◆ Extracted data ◆
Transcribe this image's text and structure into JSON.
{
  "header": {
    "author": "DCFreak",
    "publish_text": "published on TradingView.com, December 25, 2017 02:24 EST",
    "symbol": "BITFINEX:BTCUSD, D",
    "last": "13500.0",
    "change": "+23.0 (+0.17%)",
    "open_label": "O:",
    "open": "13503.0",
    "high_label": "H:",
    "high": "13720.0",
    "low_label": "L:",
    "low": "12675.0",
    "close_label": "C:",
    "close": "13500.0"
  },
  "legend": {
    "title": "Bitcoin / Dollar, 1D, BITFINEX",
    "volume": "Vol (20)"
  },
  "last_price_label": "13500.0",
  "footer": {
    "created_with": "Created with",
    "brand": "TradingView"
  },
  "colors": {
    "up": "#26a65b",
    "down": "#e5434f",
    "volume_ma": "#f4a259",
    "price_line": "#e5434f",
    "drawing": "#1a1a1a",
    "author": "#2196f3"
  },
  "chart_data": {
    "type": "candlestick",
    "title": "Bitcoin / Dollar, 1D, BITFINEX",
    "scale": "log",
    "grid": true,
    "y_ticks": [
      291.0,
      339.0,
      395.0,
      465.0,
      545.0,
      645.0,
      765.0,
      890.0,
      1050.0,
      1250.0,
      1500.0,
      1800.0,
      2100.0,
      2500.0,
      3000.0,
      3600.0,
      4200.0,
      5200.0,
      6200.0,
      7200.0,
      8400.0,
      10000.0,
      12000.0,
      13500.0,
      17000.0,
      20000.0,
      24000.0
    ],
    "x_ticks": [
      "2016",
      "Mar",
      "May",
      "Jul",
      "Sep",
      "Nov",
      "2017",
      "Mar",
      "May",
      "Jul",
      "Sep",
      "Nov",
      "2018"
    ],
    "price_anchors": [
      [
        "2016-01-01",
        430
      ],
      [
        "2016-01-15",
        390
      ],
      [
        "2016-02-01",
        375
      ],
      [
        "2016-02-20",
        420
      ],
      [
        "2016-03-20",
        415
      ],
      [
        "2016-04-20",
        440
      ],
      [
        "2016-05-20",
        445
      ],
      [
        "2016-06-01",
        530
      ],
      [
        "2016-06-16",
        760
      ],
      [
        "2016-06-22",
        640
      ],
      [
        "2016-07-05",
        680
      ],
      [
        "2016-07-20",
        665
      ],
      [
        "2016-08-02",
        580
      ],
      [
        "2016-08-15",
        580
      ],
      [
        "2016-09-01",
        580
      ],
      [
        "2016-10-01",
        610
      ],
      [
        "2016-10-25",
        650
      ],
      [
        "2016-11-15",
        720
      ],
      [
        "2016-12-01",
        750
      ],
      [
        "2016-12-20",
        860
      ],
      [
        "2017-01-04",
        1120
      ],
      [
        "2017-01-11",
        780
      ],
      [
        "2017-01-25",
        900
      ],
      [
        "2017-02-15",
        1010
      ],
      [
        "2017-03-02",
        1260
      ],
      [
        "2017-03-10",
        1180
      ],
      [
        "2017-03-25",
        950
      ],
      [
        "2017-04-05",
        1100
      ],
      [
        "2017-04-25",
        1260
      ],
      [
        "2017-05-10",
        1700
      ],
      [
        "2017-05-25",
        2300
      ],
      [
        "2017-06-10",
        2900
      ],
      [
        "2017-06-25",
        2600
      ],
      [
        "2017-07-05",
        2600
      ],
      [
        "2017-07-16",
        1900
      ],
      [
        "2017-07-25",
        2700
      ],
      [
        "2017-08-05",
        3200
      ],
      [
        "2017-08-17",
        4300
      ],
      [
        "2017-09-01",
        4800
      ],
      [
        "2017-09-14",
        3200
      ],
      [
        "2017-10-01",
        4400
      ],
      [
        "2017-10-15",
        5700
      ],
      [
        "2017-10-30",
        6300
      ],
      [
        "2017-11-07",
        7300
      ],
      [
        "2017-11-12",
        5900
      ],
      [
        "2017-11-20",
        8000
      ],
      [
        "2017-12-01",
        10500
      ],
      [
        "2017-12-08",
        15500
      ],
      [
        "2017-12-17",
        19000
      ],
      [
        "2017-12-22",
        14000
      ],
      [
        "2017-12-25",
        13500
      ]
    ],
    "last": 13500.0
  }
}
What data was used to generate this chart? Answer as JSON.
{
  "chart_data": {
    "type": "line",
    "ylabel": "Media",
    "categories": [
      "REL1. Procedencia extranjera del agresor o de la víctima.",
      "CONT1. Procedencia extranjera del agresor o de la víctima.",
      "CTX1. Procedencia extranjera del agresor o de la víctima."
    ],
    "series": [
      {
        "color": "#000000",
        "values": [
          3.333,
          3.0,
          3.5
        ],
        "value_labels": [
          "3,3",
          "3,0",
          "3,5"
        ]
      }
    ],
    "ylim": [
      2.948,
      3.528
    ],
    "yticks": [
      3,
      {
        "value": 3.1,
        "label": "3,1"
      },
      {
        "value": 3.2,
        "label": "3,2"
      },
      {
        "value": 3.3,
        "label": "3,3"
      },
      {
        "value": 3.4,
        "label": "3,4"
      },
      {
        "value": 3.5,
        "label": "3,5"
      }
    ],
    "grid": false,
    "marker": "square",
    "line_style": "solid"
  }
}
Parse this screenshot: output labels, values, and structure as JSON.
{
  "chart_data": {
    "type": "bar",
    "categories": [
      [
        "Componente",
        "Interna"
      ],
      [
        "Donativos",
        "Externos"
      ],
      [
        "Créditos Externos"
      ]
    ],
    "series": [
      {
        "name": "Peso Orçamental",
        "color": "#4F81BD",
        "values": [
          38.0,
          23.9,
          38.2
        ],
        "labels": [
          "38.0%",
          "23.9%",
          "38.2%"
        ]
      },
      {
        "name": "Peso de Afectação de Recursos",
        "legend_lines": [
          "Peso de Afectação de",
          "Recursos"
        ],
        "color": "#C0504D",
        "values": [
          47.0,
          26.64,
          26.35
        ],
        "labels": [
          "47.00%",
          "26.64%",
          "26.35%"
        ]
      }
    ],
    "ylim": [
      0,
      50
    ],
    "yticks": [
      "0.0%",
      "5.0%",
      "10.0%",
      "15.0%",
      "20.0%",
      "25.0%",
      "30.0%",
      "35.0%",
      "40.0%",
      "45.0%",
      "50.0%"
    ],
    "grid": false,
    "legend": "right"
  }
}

◆ Directions for this task ◆
Reproduce the entries above in full by retyping them exactly.

◆ In response ◆
Transcribe this image's text and structure into JSON.
{
  "header": {
    "author": "DCFreak",
    "publish_text": "published on TradingView.com, December 25, 2017 02:24 EST",
    "symbol": "BITFINEX:BTCUSD, D",
    "last": "13500.0",
    "change": "+23.0 (+0.17%)",
    "open_label": "O:",
    "open": "13503.0",
    "high_label": "H:",
    "high": "13720.0",
    "low_label": "L:",
    "low": "12675.0",
    "close_label": "C:",
    "close": "13500.0"
  },
  "legend": {
    "title": "Bitcoin / Dollar, 1D, BITFINEX",
    "volume": "Vol (20)"
  },
  "last_price_label": "13500.0",
  "footer": {
    "created_with": "Created with",
    "brand": "TradingView"
  },
  "colors": {
    "up": "#26a65b",
    "down": "#e5434f",
    "volume_ma": "#f4a259",
    "price_line": "#e5434f",
    "drawing": "#1a1a1a",
    "author": "#2196f3"
  },
  "chart_data": {
    "type": "candlestick",
    "title": "Bitcoin / Dollar, 1D, BITFINEX",
    "scale": "log",
    "grid": true,
    "y_ticks": [
      291.0,
      339.0,
      395.0,
      465.0,
      545.0,
      645.0,
      765.0,
      890.0,
      1050.0,
      1250.0,
      1500.0,
      1800.0,
      2100.0,
      2500.0,
      3000.0,
      3600.0,
      4200.0,
      5200.0,
      6200.0,
      7200.0,
      8400.0,
      10000.0,
      12000.0,
      13500.0,
      17000.0,
      20000.0,
      24000.0
    ],
    "x_ticks": [
      "2016",
      "Mar",
      "May",
      "Jul",
      "Sep",
      "Nov",
      "2017",
      "Mar",
      "May",
      "Jul",
      "Sep",
      "Nov",
      "2018"
    ],
    "price_anchors": [
      [
        "2016-01-01",
        430
      ],
      [
        "2016-01-15",
        390
      ],
      [
        "2016-02-01",
        375
      ],
      [
        "2016-02-20",
        420
      ],
      [
        "2016-03-20",
        415
      ],
      [
        "2016-04-20",
        440
      ],
      [
        "2016-05-20",
        445
      ],
      [
        "2016-06-01",
        530
      ],
      [
        "2016-06-16",
        760
      ],
      [
        "2016-06-22",
        640
      ],
      [
        "2016-07-05",
        680
      ],
      [
        "2016-07-20",
        665
      ],
      [
        "2016-08-02",
        580
      ],
      [
        "2016-08-15",
        580
      ],
      [
        "2016-09-01",
        580
      ],
      [
        "2016-10-01",
        610
      ],
      [
        "2016-10-25",
        650
      ],
      [
        "2016-11-15",
        720
      ],
      [
        "2016-12-01",
        750
      ],
      [
        "2016-12-20",
        860
      ],
      [
        "2017-01-04",
        1120
      ],
      [
        "2017-01-11",
        780
      ],
      [
        "2017-01-25",
        900
      ],
      [
        "2017-02-15",
        1010
      ],
      [
        "2017-03-02",
        1260
      ],
      [
        "2017-03-10",
        1180
      ],
      [
        "2017-03-25",
        950
      ],
      [
        "2017-04-05",
        1100
      ],
      [
        "2017-04-25",
        1260
      ],
      [
        "2017-05-10",
        1700
      ],
      [
        "2017-05-25",
        2300
      ],
      [
        "2017-06-10",
        2900
      ],
      [
        "2017-06-25",
        2600
      ],
      [
        "2017-07-05",
        2600
      ],
      [
        "2017-07-16",
        1900
      ],
      [
        "2017-07-25",
        2700
      ],
      [
        "2017-08-05",
        3200
      ],
      [
        "2017-08-17",
        4300
      ],
      [
        "2017-09-01",
        4800
      ],
      [
        "2017-09-14",
        3200
      ],
      [
        "2017-10-01",
        4400
      ],
      [
        "2017-10-15",
        5700
      ],
      [
        "2017-10-30",
        6300
      ],
      [
        "2017-11-07",
        7300
      ],
      [
        "2017-11-12",
        5900
      ],
      [
        "2017-11-20",
        8000
      ],
      [
        "2017-12-01",
        10500
      ],
      [
        "2017-12-08",
        15500
      ],
      [
        "2017-12-17",
        19000
      ],
      [
        "2017-12-22",
        14000
      ],
      [
        "2017-12-25",
        13500
      ]
    ],
    "last": 13500.0
  }
}
What data was used to generate this chart? Answer as JSON.
{
  "chart_data": {
    "type": "line",
    "ylabel": "Media",
    "categories": [
      "REL1. Procedencia extranjera del agresor o de la víctima.",
      "CONT1. Procedencia extranjera del agresor o de la víctima.",
      "CTX1. Procedencia extranjera del agresor o de la víctima."
    ],
    "series": [
      {
        "color": "#000000",
        "values": [
          3.333,
          3.0,
          3.5
        ],
        "value_labels": [
          "3,3",
          "3,0",
          "3,5"
        ]
      }
    ],
    "ylim": [
      2.948,
      3.528
    ],
    "yticks": [
      3,
      {
        "value": 3.1,
        "label": "3,1"
      },
      {
        "value": 3.2,
        "label": "3,2"
      },
      {
        "value": 3.3,
        "label": "3,3"
      },
      {
        "value": 3.4,
        "label": "3,4"
      },
      {
        "value": 3.5,
        "label": "3,5"
      }
    ],
    "grid": false,
    "marker": "square",
    "line_style": "solid"
  }
}
Parse this screenshot: output labels, values, and structure as JSON.
{
  "chart_data": {
    "type": "bar",
    "categories": [
      [
        "Componente",
        "Interna"
      ],
      [
        "Donativos",
        "Externos"
      ],
      [
        "Créditos Externos"
      ]
    ],
    "series": [
      {
        "name": "Peso Orçamental",
        "color": "#4F81BD",
        "values": [
          38.0,
          23.9,
          38.2
        ],
        "labels": [
          "38.0%",
          "23.9%",
          "38.2%"
        ]
      },
      {
        "name": "Peso de Afectação de Recursos",
        "legend_lines": [
          "Peso de Afectação de",
          "Recursos"
        ],
        "color": "#C0504D",
        "values": [
          47.0,
          26.64,
          26.35
        ],
        "labels": [
          "47.00%",
          "26.64%",
          "26.35%"
        ]
      }
    ],
    "ylim": [
      0,
      50
    ],
    "yticks": [
      "0.0%",
      "5.0%",
      "10.0%",
      "15.0%",
      "20.0%",
      "25.0%",
      "30.0%",
      "35.0%",
      "40.0%",
      "45.0%",
      "50.0%"
    ],
    "grid": false,
    "legend": "right"
  }
}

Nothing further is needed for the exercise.